Task requirements
Make an exact copy of the listing below.
Start Data for the task
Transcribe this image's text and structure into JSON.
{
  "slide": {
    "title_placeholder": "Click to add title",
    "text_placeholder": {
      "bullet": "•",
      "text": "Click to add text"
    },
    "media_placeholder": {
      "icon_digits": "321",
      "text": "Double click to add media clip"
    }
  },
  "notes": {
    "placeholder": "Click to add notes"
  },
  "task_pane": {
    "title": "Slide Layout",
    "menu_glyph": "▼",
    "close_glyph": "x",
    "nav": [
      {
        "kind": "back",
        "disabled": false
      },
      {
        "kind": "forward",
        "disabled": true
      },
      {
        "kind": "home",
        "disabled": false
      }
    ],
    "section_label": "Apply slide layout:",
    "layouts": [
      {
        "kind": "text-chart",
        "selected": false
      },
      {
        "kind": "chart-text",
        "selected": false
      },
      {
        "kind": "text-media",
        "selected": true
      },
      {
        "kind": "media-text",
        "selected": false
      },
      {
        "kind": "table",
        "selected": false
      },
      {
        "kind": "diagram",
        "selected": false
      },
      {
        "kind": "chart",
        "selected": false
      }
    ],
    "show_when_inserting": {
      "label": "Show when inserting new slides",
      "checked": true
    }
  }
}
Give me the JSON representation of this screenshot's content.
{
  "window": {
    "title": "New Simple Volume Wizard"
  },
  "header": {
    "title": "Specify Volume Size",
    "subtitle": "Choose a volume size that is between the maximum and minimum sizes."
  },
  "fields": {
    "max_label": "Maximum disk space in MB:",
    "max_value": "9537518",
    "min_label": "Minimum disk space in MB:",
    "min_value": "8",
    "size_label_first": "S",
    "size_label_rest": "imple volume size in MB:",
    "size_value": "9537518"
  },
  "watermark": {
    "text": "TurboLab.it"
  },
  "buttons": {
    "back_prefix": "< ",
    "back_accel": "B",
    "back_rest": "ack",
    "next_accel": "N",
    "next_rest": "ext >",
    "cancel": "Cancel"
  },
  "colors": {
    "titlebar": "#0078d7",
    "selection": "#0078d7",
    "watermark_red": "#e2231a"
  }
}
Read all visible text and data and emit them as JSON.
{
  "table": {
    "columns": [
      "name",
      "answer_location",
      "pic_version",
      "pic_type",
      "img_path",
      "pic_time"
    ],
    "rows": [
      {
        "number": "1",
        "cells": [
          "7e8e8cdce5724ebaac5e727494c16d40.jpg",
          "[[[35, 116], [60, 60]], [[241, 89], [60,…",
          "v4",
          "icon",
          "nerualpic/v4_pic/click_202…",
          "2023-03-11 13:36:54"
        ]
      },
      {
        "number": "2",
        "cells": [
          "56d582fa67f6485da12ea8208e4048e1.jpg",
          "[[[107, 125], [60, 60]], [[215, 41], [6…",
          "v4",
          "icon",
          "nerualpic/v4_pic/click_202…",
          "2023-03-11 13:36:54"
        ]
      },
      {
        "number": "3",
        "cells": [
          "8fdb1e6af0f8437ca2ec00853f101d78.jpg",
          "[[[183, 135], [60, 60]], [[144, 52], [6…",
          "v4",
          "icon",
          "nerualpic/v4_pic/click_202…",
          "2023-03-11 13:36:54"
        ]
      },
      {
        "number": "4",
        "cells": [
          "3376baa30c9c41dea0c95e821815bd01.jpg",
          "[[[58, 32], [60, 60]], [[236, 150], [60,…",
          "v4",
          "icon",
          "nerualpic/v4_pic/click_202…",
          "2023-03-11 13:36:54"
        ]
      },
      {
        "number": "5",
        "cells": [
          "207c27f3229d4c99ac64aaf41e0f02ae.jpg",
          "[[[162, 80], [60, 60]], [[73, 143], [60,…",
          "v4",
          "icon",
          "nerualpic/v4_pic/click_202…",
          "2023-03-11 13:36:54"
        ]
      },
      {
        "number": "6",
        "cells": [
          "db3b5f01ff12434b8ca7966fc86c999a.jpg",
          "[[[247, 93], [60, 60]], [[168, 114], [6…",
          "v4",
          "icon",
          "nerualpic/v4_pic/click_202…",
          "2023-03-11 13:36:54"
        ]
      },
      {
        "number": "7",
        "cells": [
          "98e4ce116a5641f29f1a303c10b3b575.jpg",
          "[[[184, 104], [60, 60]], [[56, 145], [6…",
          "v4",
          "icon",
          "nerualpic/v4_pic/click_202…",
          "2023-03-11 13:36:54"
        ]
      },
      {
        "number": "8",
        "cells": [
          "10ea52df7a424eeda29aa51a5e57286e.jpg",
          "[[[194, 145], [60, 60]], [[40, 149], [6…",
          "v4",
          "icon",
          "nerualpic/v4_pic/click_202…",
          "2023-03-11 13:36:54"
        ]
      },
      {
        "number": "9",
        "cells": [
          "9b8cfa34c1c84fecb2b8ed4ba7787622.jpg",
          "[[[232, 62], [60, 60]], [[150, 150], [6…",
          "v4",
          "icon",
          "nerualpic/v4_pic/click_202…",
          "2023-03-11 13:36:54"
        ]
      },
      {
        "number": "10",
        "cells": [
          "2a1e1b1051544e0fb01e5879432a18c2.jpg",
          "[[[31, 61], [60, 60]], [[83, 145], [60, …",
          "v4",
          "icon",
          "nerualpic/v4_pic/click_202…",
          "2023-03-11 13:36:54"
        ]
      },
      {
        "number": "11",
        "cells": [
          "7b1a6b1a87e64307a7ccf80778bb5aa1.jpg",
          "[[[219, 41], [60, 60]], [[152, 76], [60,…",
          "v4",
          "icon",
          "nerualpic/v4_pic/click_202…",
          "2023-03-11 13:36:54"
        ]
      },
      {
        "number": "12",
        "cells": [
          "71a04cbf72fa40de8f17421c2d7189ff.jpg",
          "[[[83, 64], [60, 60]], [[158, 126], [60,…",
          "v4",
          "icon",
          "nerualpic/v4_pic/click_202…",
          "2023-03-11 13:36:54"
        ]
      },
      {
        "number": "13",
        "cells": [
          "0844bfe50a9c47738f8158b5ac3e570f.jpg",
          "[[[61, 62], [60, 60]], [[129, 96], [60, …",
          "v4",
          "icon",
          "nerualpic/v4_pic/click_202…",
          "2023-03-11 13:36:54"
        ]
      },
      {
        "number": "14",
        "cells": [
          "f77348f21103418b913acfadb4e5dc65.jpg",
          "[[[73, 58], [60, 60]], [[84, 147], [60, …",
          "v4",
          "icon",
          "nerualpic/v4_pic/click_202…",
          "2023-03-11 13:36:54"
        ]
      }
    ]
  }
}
End Data for the task
The completed task
Transcribe this image's text and structure into JSON.
{
  "slide": {
    "title_placeholder": "Click to add title",
    "text_placeholder": {
      "bullet": "•",
      "text": "Click to add text"
    },
    "media_placeholder": {
      "icon_digits": "321",
      "text": "Double click to add media clip"
    }
  },
  "notes": {
    "placeholder": "Click to add notes"
  },
  "task_pane": {
    "title": "Slide Layout",
    "menu_glyph": "▼",
    "close_glyph": "x",
    "nav": [
      {
        "kind": "back",
        "disabled": false
      },
      {
        "kind": "forward",
        "disabled": true
      },
      {
        "kind": "home",
        "disabled": false
      }
    ],
    "section_label": "Apply slide layout:",
    "layouts": [
      {
        "kind": "text-chart",
        "selected": false
      },
      {
        "kind": "chart-text",
        "selected": false
      },
      {
        "kind": "text-media",
        "selected": true
      },
      {
        "kind": "media-text",
        "selected": false
      },
      {
        "kind": "table",
        "selected": false
      },
      {
        "kind": "diagram",
        "selected": false
      },
      {
        "kind": "chart",
        "selected": false
      }
    ],
    "show_when_inserting": {
      "label": "Show when inserting new slides",
      "checked": true
    }
  }
}
Give me the JSON representation of this screenshot's content.
{
  "window": {
    "title": "New Simple Volume Wizard"
  },
  "header": {
    "title": "Specify Volume Size",
    "subtitle": "Choose a volume size that is between the maximum and minimum sizes."
  },
  "fields": {
    "max_label": "Maximum disk space in MB:",
    "max_value": "9537518",
    "min_label": "Minimum disk space in MB:",
    "min_value": "8",
    "size_label_first": "S",
    "size_label_rest": "imple volume size in MB:",
    "size_value": "9537518"
  },
  "watermark": {
    "text": "TurboLab.it"
  },
  "buttons": {
    "back_prefix": "< ",
    "back_accel": "B",
    "back_rest": "ack",
    "next_accel": "N",
    "next_rest": "ext >",
    "cancel": "Cancel"
  },
  "colors": {
    "titlebar": "#0078d7",
    "selection": "#0078d7",
    "watermark_red": "#e2231a"
  }
}
Read all visible text and data and emit them as JSON.
{
  "table": {
    "columns": [
      "name",
      "answer_location",
      "pic_version",
      "pic_type",
      "img_path",
      "pic_time"
    ],
    "rows": [
      {
        "number": "1",
        "cells": [
          "7e8e8cdce5724ebaac5e727494c16d40.jpg",
          "[[[35, 116], [60, 60]], [[241, 89], [60,…",
          "v4",
          "icon",
          "nerualpic/v4_pic/click_202…",
          "2023-03-11 13:36:54"
        ]
      },
      {
        "number": "2",
        "cells": [
          "56d582fa67f6485da12ea8208e4048e1.jpg",
          "[[[107, 125], [60, 60]], [[215, 41], [6…",
          "v4",
          "icon",
          "nerualpic/v4_pic/click_202…",
          "2023-03-11 13:36:54"
        ]
      },
      {
        "number": "3",
        "cells": [
          "8fdb1e6af0f8437ca2ec00853f101d78.jpg",
          "[[[183, 135], [60, 60]], [[144, 52], [6…",
          "v4",
          "icon",
          "nerualpic/v4_pic/click_202…",
          "2023-03-11 13:36:54"
        ]
      },
      {
        "number": "4",
        "cells": [
          "3376baa30c9c41dea0c95e821815bd01.jpg",
          "[[[58, 32], [60, 60]], [[236, 150], [60,…",
          "v4",
          "icon",
          "nerualpic/v4_pic/click_202…",
          "2023-03-11 13:36:54"
        ]
      },
      {
        "number": "5",
        "cells": [
          "207c27f3229d4c99ac64aaf41e0f02ae.jpg",
          "[[[162, 80], [60, 60]], [[73, 143], [60,…",
          "v4",
          "icon",
          "nerualpic/v4_pic/click_202…",
          "2023-03-11 13:36:54"
        ]
      },
      {
        "number": "6",
        "cells": [
          "db3b5f01ff12434b8ca7966fc86c999a.jpg",
          "[[[247, 93], [60, 60]], [[168, 114], [6…",
          "v4",
          "icon",
          "nerualpic/v4_pic/click_202…",
          "2023-03-11 13:36:54"
        ]
      },
      {
        "number": "7",
        "cells": [
          "98e4ce116a5641f29f1a303c10b3b575.jpg",
          "[[[184, 104], [60, 60]], [[56, 145], [6…",
          "v4",
          "icon",
          "nerualpic/v4_pic/click_202…",
          "2023-03-11 13:36:54"
        ]
      },
      {
        "number": "8",
        "cells": [
          "10ea52df7a424eeda29aa51a5e57286e.jpg",
          "[[[194, 145], [60, 60]], [[40, 149], [6…",
          "v4",
          "icon",
          "nerualpic/v4_pic/click_202…",
          "2023-03-11 13:36:54"
        ]
      },
      {
        "number": "9",
        "cells": [
          "9b8cfa34c1c84fecb2b8ed4ba7787622.jpg",
          "[[[232, 62], [60, 60]], [[150, 150], [6…",
          "v4",
          "icon",
          "nerualpic/v4_pic/click_202…",
          "2023-03-11 13:36:54"
        ]
      },
      {
        "number": "10",
        "cells": [
          "2a1e1b1051544e0fb01e5879432a18c2.jpg",
          "[[[31, 61], [60, 60]], [[83, 145], [60, …",
          "v4",
          "icon",
          "nerualpic/v4_pic/click_202…",
          "2023-03-11 13:36:54"
        ]
      },
      {
        "number": "11",
        "cells": [
          "7b1a6b1a87e64307a7ccf80778bb5aa1.jpg",
          "[[[219, 41], [60, 60]], [[152, 76], [60,…",
          "v4",
          "icon",
          "nerualpic/v4_pic/click_202…",
          "2023-03-11 13:36:54"
        ]
      },
      {
        "number": "12",
        "cells": [
          "71a04cbf72fa40de8f17421c2d7189ff.jpg",
          "[[[83, 64], [60, 60]], [[158, 126], [60,…",
          "v4",
          "icon",
          "nerualpic/v4_pic/click_202…",
          "2023-03-11 13:36:54"
        ]
      },
      {
        "number": "13",
        "cells": [
          "0844bfe50a9c47738f8158b5ac3e570f.jpg",
          "[[[61, 62], [60, 60]], [[129, 96], [60, …",
          "v4",
          "icon",
          "nerualpic/v4_pic/click_202…",
          "2023-03-11 13:36:54"
        ]
      },
      {
        "number": "14",
        "cells": [
          "f77348f21103418b913acfadb4e5dc65.jpg",
          "[[[73, 58], [60, 60]], [[84, 147], [60, …",
          "v4",
          "icon",
          "nerualpic/v4_pic/click_202…",
          "2023-03-11 13:36:54"
        ]
      }
    ]
  }
}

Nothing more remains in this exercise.